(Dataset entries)
[Start]
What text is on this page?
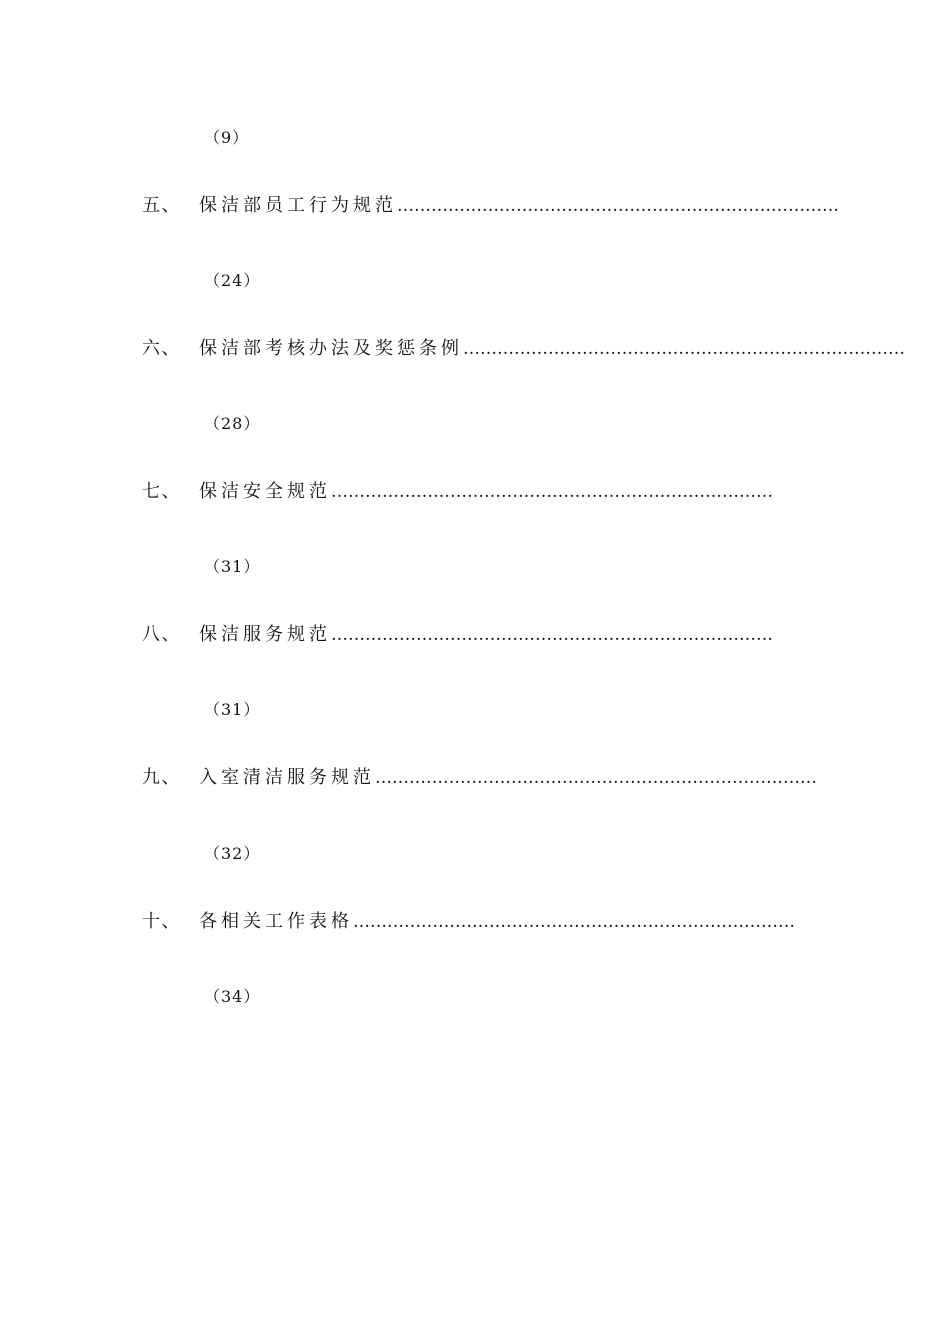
（9）
五、	保洁部员工行为规范 ……………………………………………………………………
（24）
六、	保洁部考核办法及奖惩条例 ……………………………………………………………………
（28）
七、	保洁安全规范 ……………………………………………………………………
（31）
八、	保洁服务规范 ……………………………………………………………………
（31）
九、	入室清洁服务规范 ……………………………………………………………………
（32）
十、	各相关工作表格 ……………………………………………………………………
（34）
[End]
- Instruction
Reproduce the material above in full and without alteration, but skip all pictures.

- Exercise response
What text is on this page?
（9）
五、	保洁部员工行为规范 ……………………………………………………………………
（24）
六、	保洁部考核办法及奖惩条例 ……………………………………………………………………
（28）
七、	保洁安全规范 ……………………………………………………………………
（31）
八、	保洁服务规范 ……………………………………………………………………
（31）
九、	入室清洁服务规范 ……………………………………………………………………
（32）
十、	各相关工作表格 ……………………………………………………………………
（34）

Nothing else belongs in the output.